- [TO DO]: All of the material should be reproduced exactly, with pictures left out.

>> Start TASK DATA

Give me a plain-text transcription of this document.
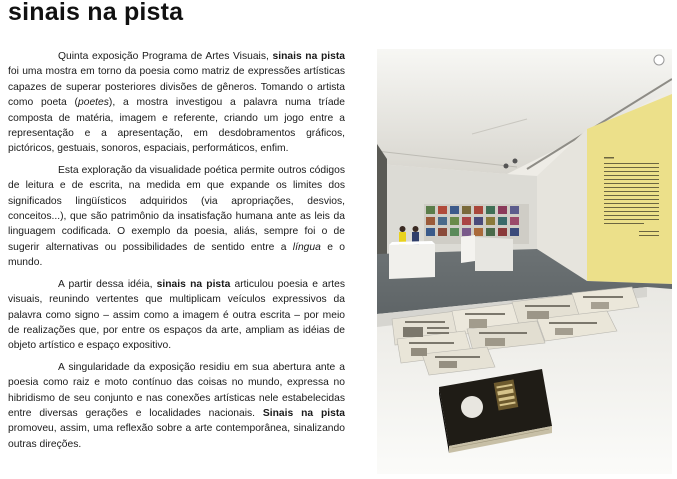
sinais na pista

Quinta exposição Programa de Artes Visuais, sinais na pista foi uma mostra em torno da poesia como matriz de expressões artísticas capazes de superar posteriores divisões de gêneros. Tomando o artista como poeta (poetes), a mostra investigou a palavra numa tríade composta de matéria, imagem e referente, criando um jogo entre a representação e a apresentação, em desdobramentos gráficos, pictóricos, gestuais, sonoros, espaciais, performáticos, enfim.

Esta exploração da visualidade poética permite outros códigos de leitura e de escrita, na medida em que expande os limites dos significados lingüísticos adquiridos (via apropriações, desvios, conceitos...), que são patrimônio da insatisfação humana ante as leis da linguagem codificada. O exemplo da poesia, aliás, sempre foi o de sugerir alternativas ou possibilidades de sentido entre a língua e o mundo.

A partir dessa idéia, sinais na pista articulou poesia e artes visuais, reunindo vertentes que multiplicam veículos expressivos da palavra como signo – assim como a imagem é outra escrita – por meio de realizações que, por entre os espaços da arte, ampliam as idéias de objeto artístico e espaço expositivo.

A singularidade da exposição residiu em sua abertura ante a poesia como raiz e moto contínuo das coisas no mundo, expressa no hibridismo de seu conjunto e nas conexões artísticas nele estabelecidas entre diversas gerações e localidades nacionais. Sinais na pista promoveu, assim, uma reflexão sobre a arte contemporânea, sinalizando outras direções.
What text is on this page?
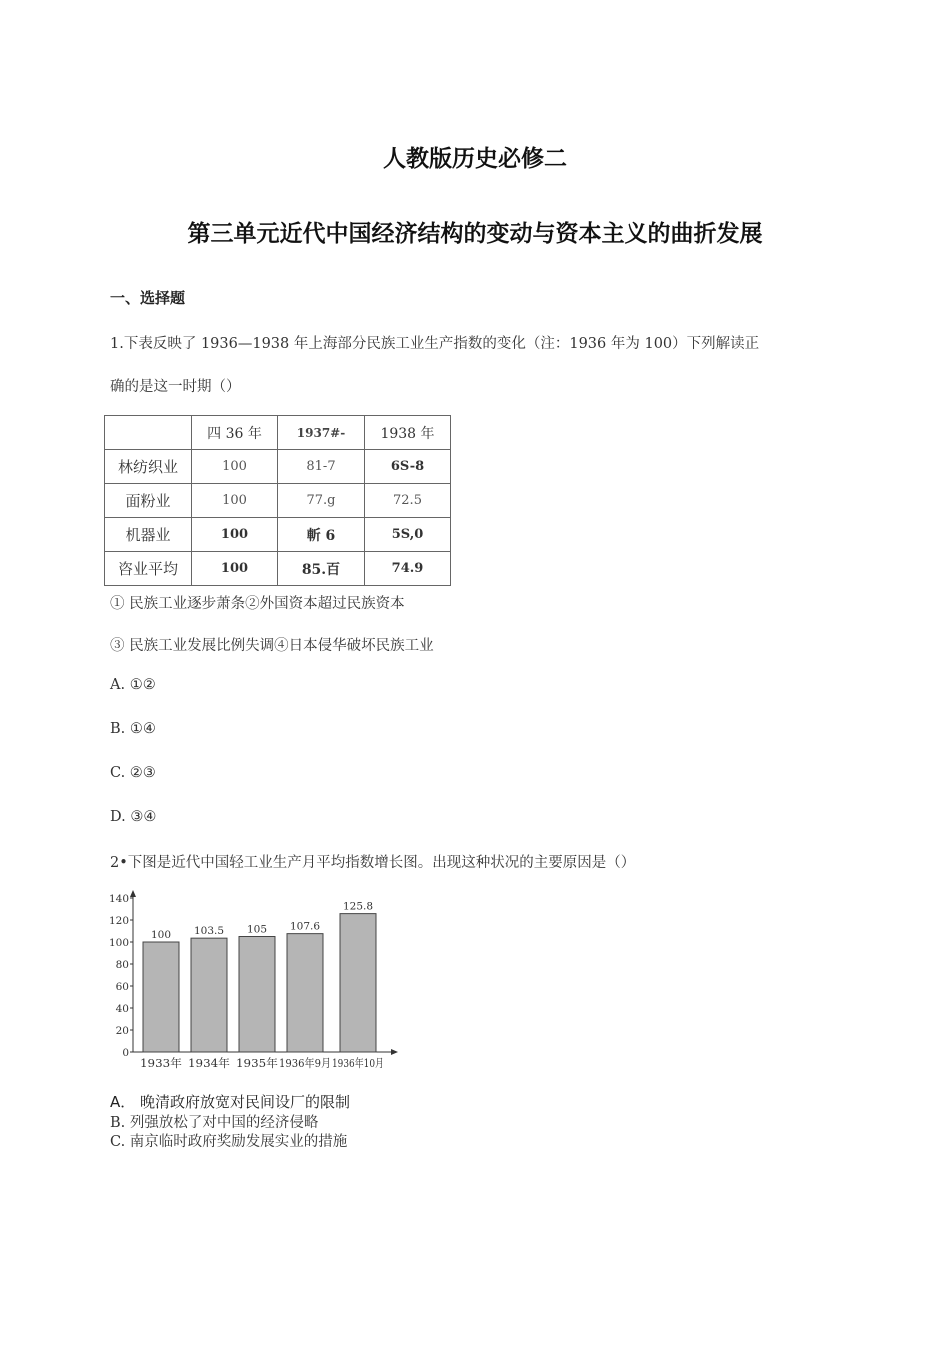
人教版历史必修二
第三单元近代中国经济结构的变动与资本主义的曲折发展
一、选择题
1.下表反映了 1936—1938 年上海部分民族工业生产指数的变化（注：1936 年为 100）下列解读正
确的是这一时期（）
	四 36 年	1937#-	1938 年
林纺织业	100	81-7	6S-8
面粉业	100	77.g	72.5
机器业	100	斬 6	5S,0
咨业平均	100	85.百	74.9
① 民族工业逐步萧条②外国资本超过民族资本
③ 民族工业发展比例失调④日本侵华破坏民族工业
A. ①②
B. ①④
C. ②③
D. ③④
2•下图是近代中国轻工业生产月平均指数增长图。出现这种状况的主要原因是（）
0
20
40
60
80
100
120
140
100
1933年
103.5
1934年
105
1935年
107.6
1936年9月
125.8
1936年10月
A． 晚清政府放宽对民间设厂的限制
B. 列强放松了对中国的经济侵略
C. 南京临时政府奖励发展实业的措施
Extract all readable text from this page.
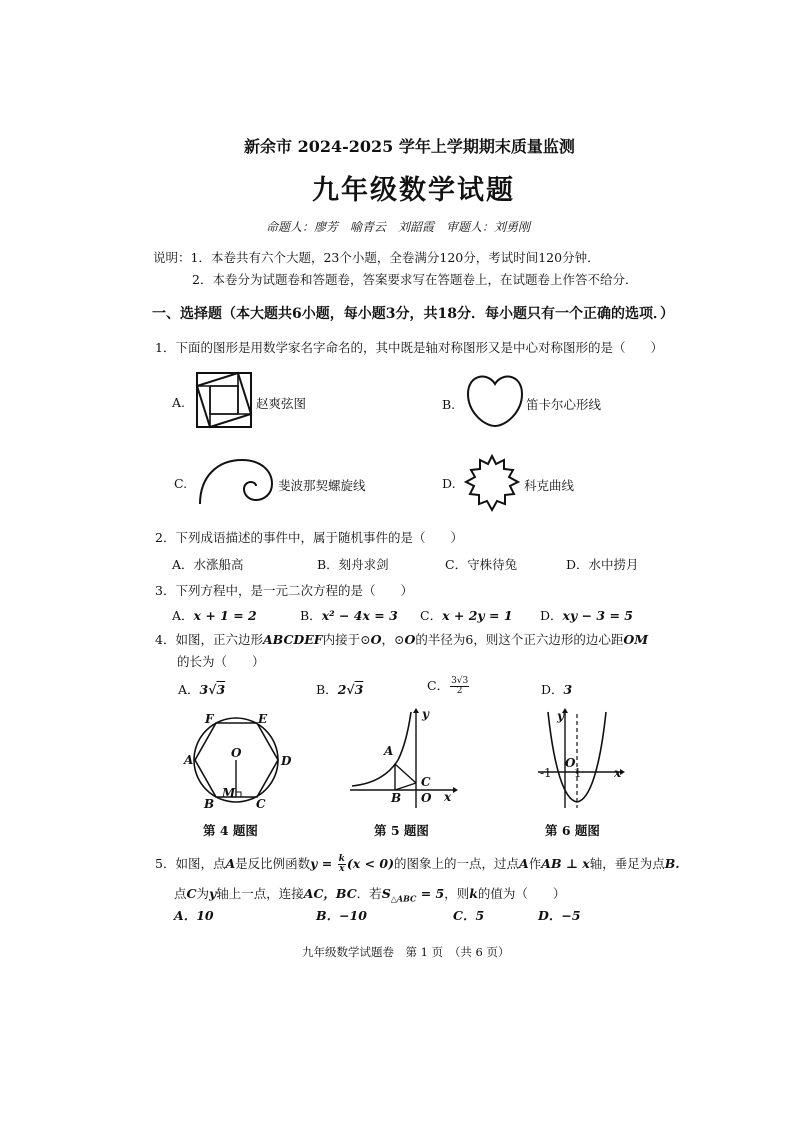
新余市 2024-2025 学年上学期期末质量监测
九年级数学试题
命题人：廖芳　喻青云　刘韶霞　审题人：刘勇刚
说明：1．本卷共有六个大题，23个小题，全卷满分120分，考试时间120分钟．
2．本卷分为试题卷和答题卷，答案要求写在答题卷上，在试题卷上作答不给分．
一、选择题（本大题共6小题，每小题3分，共18分．每小题只有一个正确的选项．）
1．下面的图形是用数学家名字命名的，其中既是轴对称图形又是中心对称图形的是（　　）
A.	赵爽弦图	B.	笛卡尔心形线
C.	斐波那契螺旋线	D.	科克曲线
2．下列成语描述的事件中，属于随机事件的是（　　）
A．水涨船高	B．刻舟求剑	C．守株待兔	D．水中捞月
3．下列方程中，是一元二次方程的是（　　）
A．x + 1 = 2	B．x² − 4x = 3 C．x + 2y = 1 D．xy − 3 = 5
4．如图，正六边形ABCDEF内接于⊙O，⊙O的半径为6，则这个正六边形的边心距OM
的长为（　　）
A．3√3	B．2√3	C． $\frac{3√3}{2}$	D．3
F	E
A	D
O
M
B	C
第 4 题图
y
A
C
B O x
第 5 题图
y
-1
O
1	x
第 6 题图
5．如图，点A是反比例函数$y = \frac{k}{x} (x < 0)$的图象上的一点，过点A作AB ⊥ x轴，垂足为点B.
点C为y轴上一点，连接AC，BC．若$S_{\triangle ABC} = 5$，则k的值为（　　）
A．10	B．−10	C．5	D．−5
九年级数学试题卷　第 1 页　（共 6 页）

>> End TASK DATA

- [EXERCISE RESULT]:
Give me a plain-text transcription of this document.
sinais na pista

Quinta exposição Programa de Artes Visuais, sinais na pista foi uma mostra em torno da poesia como matriz de expressões artísticas capazes de superar posteriores divisões de gêneros. Tomando o artista como poeta (poetes), a mostra investigou a palavra numa tríade composta de matéria, imagem e referente, criando um jogo entre a representação e a apresentação, em desdobramentos gráficos, pictóricos, gestuais, sonoros, espaciais, performáticos, enfim.

Esta exploração da visualidade poética permite outros códigos de leitura e de escrita, na medida em que expande os limites dos significados lingüísticos adquiridos (via apropriações, desvios, conceitos...), que são patrimônio da insatisfação humana ante as leis da linguagem codificada. O exemplo da poesia, aliás, sempre foi o de sugerir alternativas ou possibilidades de sentido entre a língua e o mundo.

A partir dessa idéia, sinais na pista articulou poesia e artes visuais, reunindo vertentes que multiplicam veículos expressivos da palavra como signo – assim como a imagem é outra escrita – por meio de realizações que, por entre os espaços da arte, ampliam as idéias de objeto artístico e espaço expositivo.

A singularidade da exposição residiu em sua abertura ante a poesia como raiz e moto contínuo das coisas no mundo, expressa no hibridismo de seu conjunto e nas conexões artísticas nele estabelecidas entre diversas gerações e localidades nacionais. Sinais na pista promoveu, assim, uma reflexão sobre a arte contemporânea, sinalizando outras direções.
What text is on this page?
人教版历史必修二
第三单元近代中国经济结构的变动与资本主义的曲折发展
一、选择题
1.下表反映了 1936—1938 年上海部分民族工业生产指数的变化（注：1936 年为 100）下列解读正
确的是这一时期（）
	四 36 年	1937#-	1938 年
林纺织业	100	81-7	6S-8
面粉业	100	77.g	72.5
机器业	100	斬 6	5S,0
咨业平均	100	85.百	74.9
① 民族工业逐步萧条②外国资本超过民族资本
③ 民族工业发展比例失调④日本侵华破坏民族工业
A. ①②
B. ①④
C. ②③
D. ③④
2•下图是近代中国轻工业生产月平均指数增长图。出现这种状况的主要原因是（）
0
20
40
60
80
100
120
140
100
1933年
103.5
1934年
105
1935年
107.6
1936年9月
125.8
1936年10月
A． 晚清政府放宽对民间设厂的限制
B. 列强放松了对中国的经济侵略
C. 南京临时政府奖励发展实业的措施
Extract all readable text from this page.
新余市 2024-2025 学年上学期期末质量监测
九年级数学试题
命题人：廖芳　喻青云　刘韶霞　审题人：刘勇刚
说明：1．本卷共有六个大题，23个小题，全卷满分120分，考试时间120分钟．
2．本卷分为试题卷和答题卷，答案要求写在答题卷上，在试题卷上作答不给分．
一、选择题（本大题共6小题，每小题3分，共18分．每小题只有一个正确的选项．）
1．下面的图形是用数学家名字命名的，其中既是轴对称图形又是中心对称图形的是（　　）
A.	赵爽弦图	B.	笛卡尔心形线
C.	斐波那契螺旋线	D.	科克曲线
2．下列成语描述的事件中，属于随机事件的是（　　）
A．水涨船高	B．刻舟求剑	C．守株待兔	D．水中捞月
3．下列方程中，是一元二次方程的是（　　）
A．x + 1 = 2	B．x² − 4x = 3 C．x + 2y = 1 D．xy − 3 = 5
4．如图，正六边形ABCDEF内接于⊙O，⊙O的半径为6，则这个正六边形的边心距OM
的长为（　　）
A．3√3	B．2√3	C． $\frac{3√3}{2}$	D．3
F	E
A	D
O
M
B	C
第 4 题图
y
A
C
B O x
第 5 题图
y
-1
O
1	x
第 6 题图
5．如图，点A是反比例函数$y = \frac{k}{x} (x < 0)$的图象上的一点，过点A作AB ⊥ x轴，垂足为点B.
点C为y轴上一点，连接AC，BC．若$S_{\triangle ABC} = 5$，则k的值为（　　）
A．10	B．−10	C．5	D．−5
九年级数学试题卷　第 1 页　（共 6 页）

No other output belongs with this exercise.